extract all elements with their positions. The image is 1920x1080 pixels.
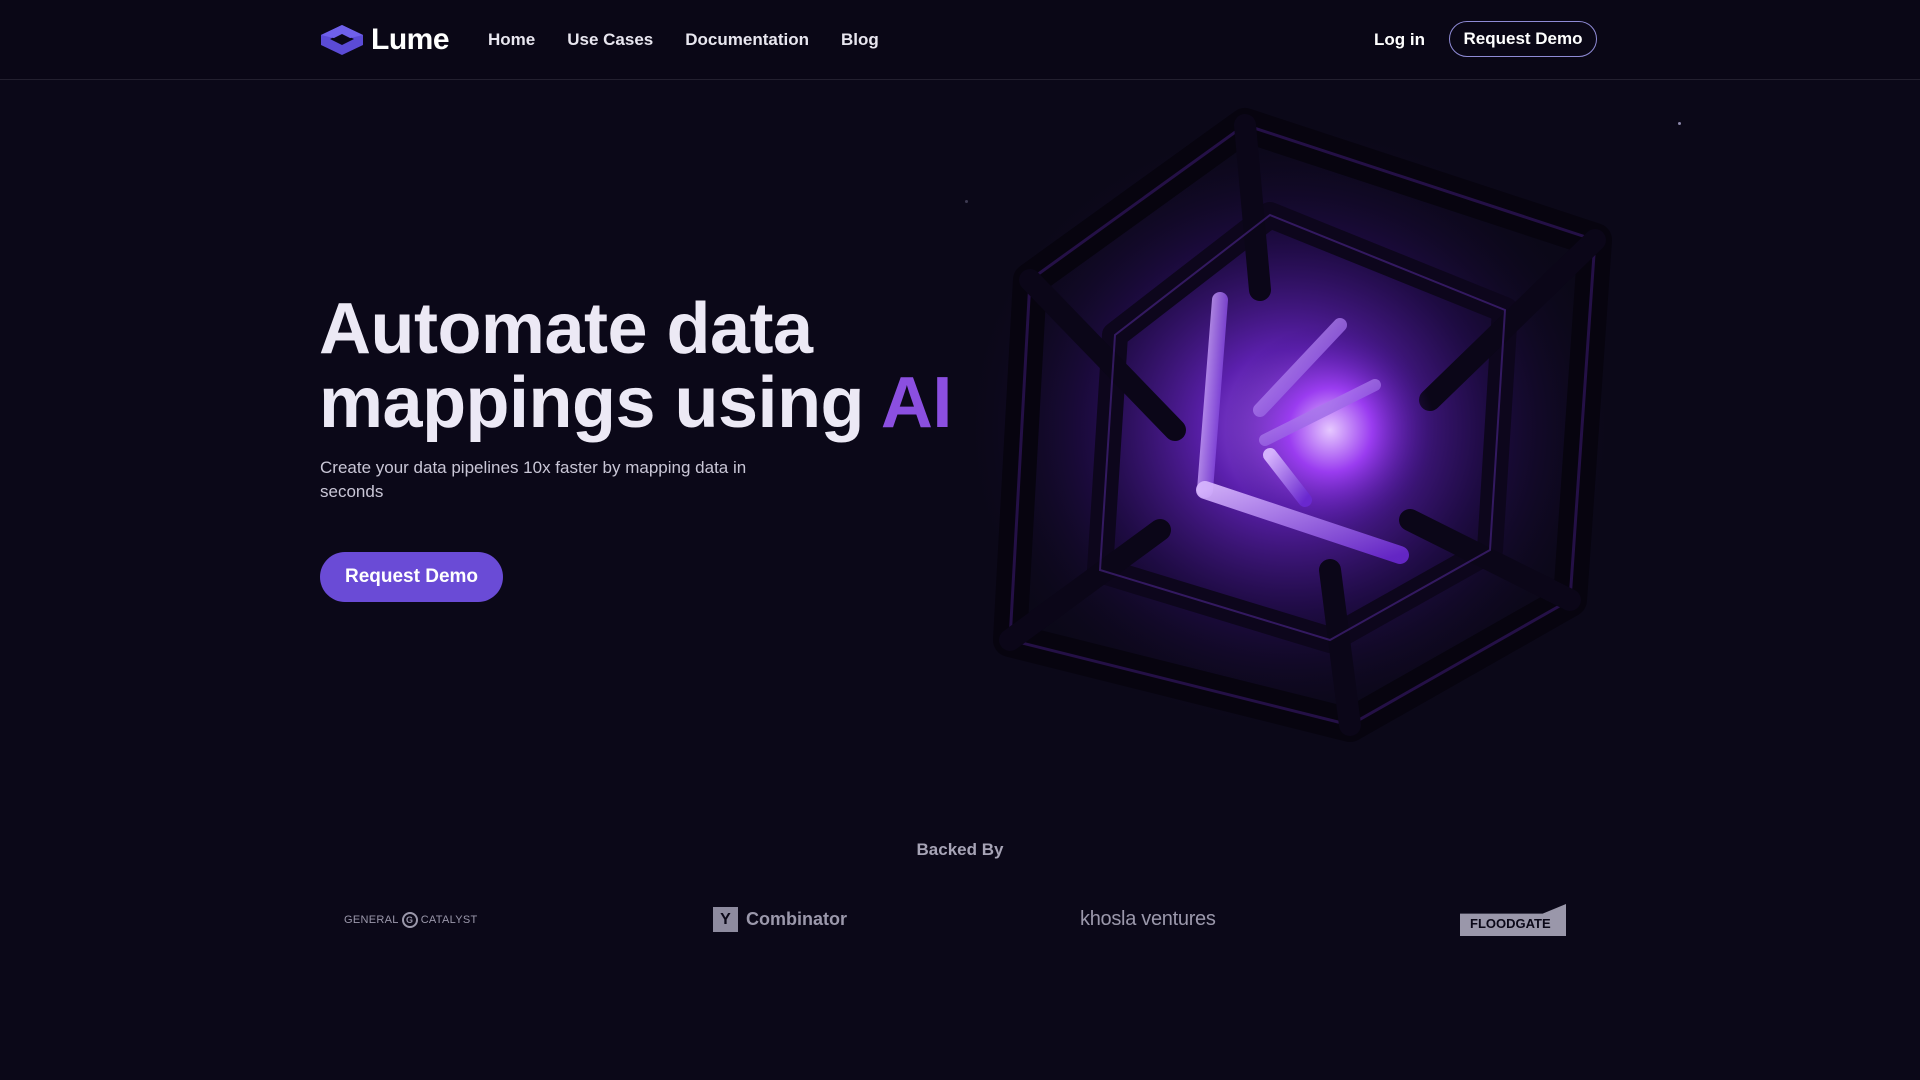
backer-logos: GENERAL G CATALYST Y Combinator khosla v… [0, 900, 1920, 940]
general-catalyst-word-left: GENERAL [344, 914, 399, 926]
floodgate-logo: FLOODGATE [1460, 904, 1566, 936]
general-catalyst-logo: GENERAL G CATALYST [344, 912, 478, 928]
top-navbar: Lume Home Use Cases Documentation Blog L… [0, 0, 1920, 80]
khosla-ventures-logo: khosla ventures [1080, 908, 1216, 930]
headline-line-2: mappings using [319, 363, 881, 443]
y-combinator-logo: Y Combinator [713, 907, 847, 932]
login-link[interactable]: Log in [1374, 30, 1425, 50]
general-catalyst-word-right: CATALYST [420, 914, 478, 926]
star-dot [1678, 122, 1681, 125]
y-combinator-mark-icon: Y [713, 907, 738, 932]
nav-link-use-cases[interactable]: Use Cases [567, 30, 653, 50]
hero-headline: Automate data mappings using AI [319, 292, 952, 440]
glowing-hexagon-graphic [960, 108, 1620, 750]
general-catalyst-mark-icon: G [401, 912, 418, 928]
nav-link-home[interactable]: Home [488, 30, 535, 50]
nav-link-documentation[interactable]: Documentation [685, 30, 809, 50]
star-dot [965, 200, 968, 203]
hero-hexagon-illustration [930, 100, 1650, 780]
hero-subtitle: Create your data pipelines 10x faster by… [320, 458, 747, 501]
brand-name: Lume [371, 23, 450, 56]
nav-request-demo-button[interactable]: Request Demo [1449, 21, 1597, 57]
floodgate-text: FLOODGATE [1460, 904, 1566, 936]
y-combinator-text: Combinator [746, 909, 847, 929]
nav-link-blog[interactable]: Blog [841, 30, 879, 50]
hexagon-cube-icon [321, 25, 363, 55]
brand-logo[interactable]: Lume [319, 22, 450, 58]
backed-by-label: Backed By [916, 840, 1004, 859]
nav-links: Home Use Cases Documentation Blog [488, 30, 911, 50]
headline-line-1: Automate data [319, 289, 813, 369]
hero-request-demo-button[interactable]: Request Demo [320, 552, 503, 602]
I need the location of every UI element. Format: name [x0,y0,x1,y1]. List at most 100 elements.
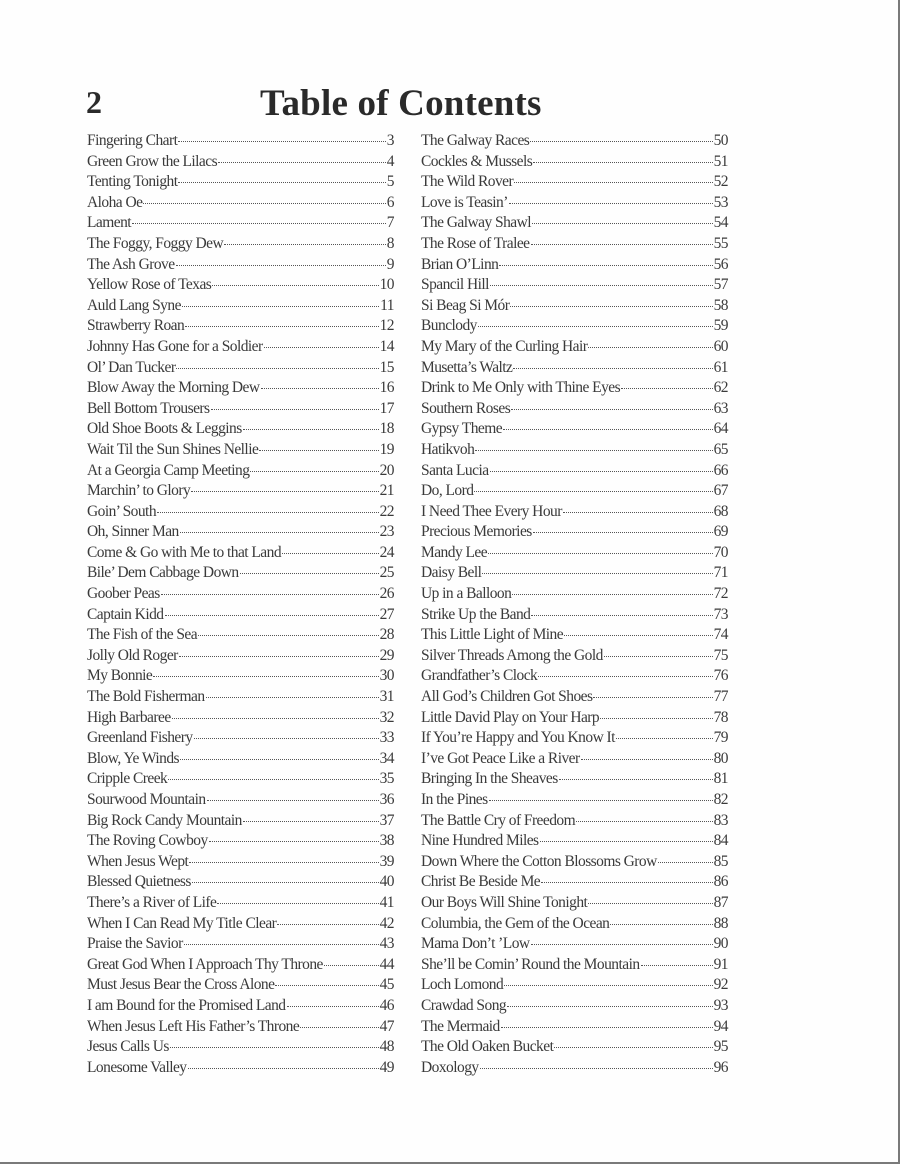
toc-entry[interactable]: Drink to Me Only with Thine Eyes 62 [421,378,729,399]
toc-entry[interactable]: There’s a River of Life 41 [87,893,395,914]
toc-entry[interactable]: Nine Hundred Miles 84 [421,831,729,852]
toc-entry[interactable]: When Jesus Left His Father’s Throne 47 [87,1016,395,1037]
toc-entry[interactable]: I’ve Got Peace Like a River 80 [421,749,729,770]
toc-entry[interactable]: Santa Lucia 66 [421,460,729,481]
toc-entry[interactable]: The Old Oaken Bucket 95 [421,1037,729,1058]
toc-entry[interactable]: Daisy Bell 71 [421,563,729,584]
toc-entry[interactable]: Spancil Hill 57 [421,275,729,296]
toc-entry[interactable]: Must Jesus Bear the Cross Alone 45 [87,975,395,996]
toc-entry[interactable]: I am Bound for the Promised Land 46 [87,996,395,1017]
toc-entry[interactable]: Ol’ Dan Tucker 15 [87,357,395,378]
toc-entry[interactable]: Do, Lord 67 [421,481,729,502]
toc-entry[interactable]: The Galway Races 50 [421,131,729,152]
toc-entry[interactable]: The Wild Rover 52 [421,172,729,193]
toc-entry[interactable]: Great God When I Approach Thy Throne 44 [87,955,395,976]
toc-entry[interactable]: At a Georgia Camp Meeting 20 [87,460,395,481]
toc-entry[interactable]: Christ Be Beside Me 86 [421,872,729,893]
dot-leader [588,902,713,904]
toc-entry[interactable]: Cockles & Mussels 51 [421,151,729,172]
toc-entry[interactable]: Goin’ South 22 [87,501,395,522]
toc-entry[interactable]: Si Beag Si Mór 58 [421,296,729,317]
toc-entry[interactable]: Goober Peas 26 [87,584,395,605]
toc-entry[interactable]: Greenland Fishery 33 [87,728,395,749]
toc-entry[interactable]: Hatikvoh 65 [421,440,729,461]
toc-entry[interactable]: High Barbaree 32 [87,707,395,728]
toc-entry-title: There’s a River of Life [87,893,217,912]
toc-entry[interactable]: Fingering Chart 3 [87,131,395,152]
toc-entry[interactable]: My Mary of the Curling Hair 60 [421,337,729,358]
toc-entry[interactable]: Come & Go with Me to that Land 24 [87,543,395,564]
toc-entry[interactable]: Mandy Lee 70 [421,543,729,564]
toc-entry[interactable]: Gypsy Theme 64 [421,419,729,440]
toc-entry[interactable]: Wait Til the Sun Shines Nellie 19 [87,440,395,461]
toc-entry[interactable]: The Bold Fisherman 31 [87,687,395,708]
toc-entry[interactable]: Yellow Rose of Texas 10 [87,275,395,296]
toc-entry[interactable]: Brian O’Linn 56 [421,254,729,275]
toc-entry[interactable]: In the Pines 82 [421,790,729,811]
toc-entry[interactable]: This Little Light of Mine 74 [421,625,729,646]
toc-entry[interactable]: Mama Don’t ’Low 90 [421,934,729,955]
toc-entry[interactable]: The Rose of Tralee 55 [421,234,729,255]
toc-entry[interactable]: Blessed Quietness 40 [87,872,395,893]
toc-entry[interactable]: Bell Bottom Trousers 17 [87,399,395,420]
toc-entry[interactable]: Cripple Creek 35 [87,769,395,790]
toc-entry[interactable]: Captain Kidd 27 [87,604,395,625]
toc-entry[interactable]: Southern Roses 63 [421,399,729,420]
toc-entry[interactable]: Bile’ Dem Cabbage Down 25 [87,563,395,584]
toc-entry[interactable]: Marchin’ to Glory 21 [87,481,395,502]
toc-entry[interactable]: When I Can Read My Title Clear 42 [87,913,395,934]
toc-entry[interactable]: My Bonnie 30 [87,666,395,687]
toc-entry[interactable]: Sourwood Mountain 36 [87,790,395,811]
dot-leader [153,676,379,678]
toc-entry[interactable]: Jolly Old Roger 29 [87,646,395,667]
dot-leader [275,985,379,987]
toc-entry[interactable]: Down Where the Cotton Blossoms Grow 85 [421,852,729,873]
toc-entry[interactable]: Lonesome Valley 49 [87,1058,395,1079]
toc-entry[interactable]: Aloha Oe 6 [87,193,395,214]
toc-entry[interactable]: Blow Away the Morning Dew 16 [87,378,395,399]
toc-entry[interactable]: The Battle Cry of Freedom 83 [421,810,729,831]
toc-entry[interactable]: Old Shoe Boots & Leggins 18 [87,419,395,440]
toc-entry[interactable]: The Fish of the Sea 28 [87,625,395,646]
dot-leader [300,1026,379,1028]
toc-entry[interactable]: Little David Play on Your Harp 78 [421,707,729,728]
toc-entry[interactable]: Strike Up the Band 73 [421,604,729,625]
dot-leader [176,367,379,369]
toc-entry[interactable]: Doxology 96 [421,1058,729,1079]
toc-entry[interactable]: The Galway Shawl 54 [421,213,729,234]
toc-entry[interactable]: Oh, Sinner Man 23 [87,522,395,543]
toc-entry[interactable]: Love is Teasin’ 53 [421,193,729,214]
toc-entry-page-number: 5 [386,173,395,191]
toc-entry[interactable]: She’ll be Comin’ Round the Mountain 91 [421,955,729,976]
toc-entry[interactable]: If You’re Happy and You Know It 79 [421,728,729,749]
toc-entry[interactable]: When Jesus Wept 39 [87,852,395,873]
toc-entry[interactable]: Bunclody 59 [421,316,729,337]
toc-entry[interactable]: Up in a Balloon 72 [421,584,729,605]
toc-entry[interactable]: Johnny Has Gone for a Soldier 14 [87,337,395,358]
toc-entry[interactable]: Our Boys Will Shine Tonight 87 [421,893,729,914]
toc-entry[interactable]: Bringing In the Sheaves 81 [421,769,729,790]
toc-entry[interactable]: Musetta’s Waltz 61 [421,357,729,378]
toc-entry[interactable]: Big Rock Candy Mountain 37 [87,810,395,831]
toc-entry[interactable]: Green Grow the Lilacs 4 [87,151,395,172]
toc-entry[interactable]: Tenting Tonight 5 [87,172,395,193]
toc-entry[interactable]: The Ash Grove 9 [87,254,395,275]
toc-entry[interactable]: Blow, Ye Winds 34 [87,749,395,770]
toc-entry[interactable]: Jesus Calls Us 48 [87,1037,395,1058]
toc-entry[interactable]: Grandfather’s Clock 76 [421,666,729,687]
toc-entry[interactable]: All God’s Children Got Shoes 77 [421,687,729,708]
toc-entry[interactable]: Crawdad Song 93 [421,996,729,1017]
toc-entry[interactable]: The Mermaid 94 [421,1016,729,1037]
toc-entry[interactable]: I Need Thee Every Hour 68 [421,501,729,522]
toc-entry[interactable]: Strawberry Roan 12 [87,316,395,337]
toc-entry[interactable]: The Roving Cowboy 38 [87,831,395,852]
toc-entry[interactable]: Praise the Savior 43 [87,934,395,955]
toc-entry-title: Mandy Lee [421,543,488,562]
toc-entry[interactable]: Lament 7 [87,213,395,234]
toc-entry[interactable]: The Foggy, Foggy Dew 8 [87,234,395,255]
toc-entry[interactable]: Auld Lang Syne 11 [87,296,395,317]
toc-entry[interactable]: Silver Threads Among the Gold 75 [421,646,729,667]
toc-entry[interactable]: Loch Lomond 92 [421,975,729,996]
toc-entry[interactable]: Precious Memories 69 [421,522,729,543]
toc-entry[interactable]: Columbia, the Gem of the Ocean 88 [421,913,729,934]
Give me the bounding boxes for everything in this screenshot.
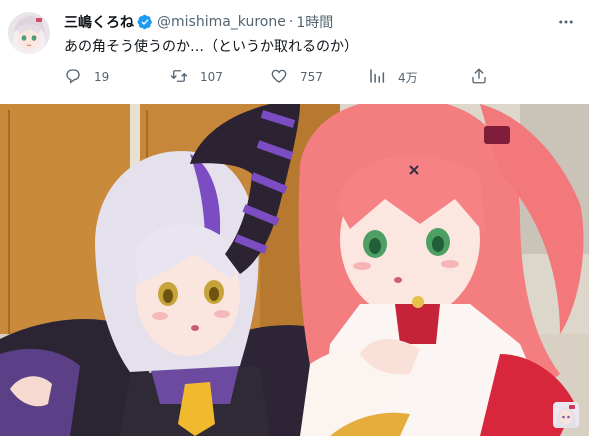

--- INSTRUCTIONS FOR THE TASK ---
List every line of the records above that contains the string "leader", treating uppercase and lowercase letters as different.

--- PROBLEM SOLUTION ---
dot-leader [588,902,713,904]
dot-leader [153,676,379,678]
dot-leader [275,985,379,987]
dot-leader [300,1026,379,1028]
dot-leader [176,367,379,369]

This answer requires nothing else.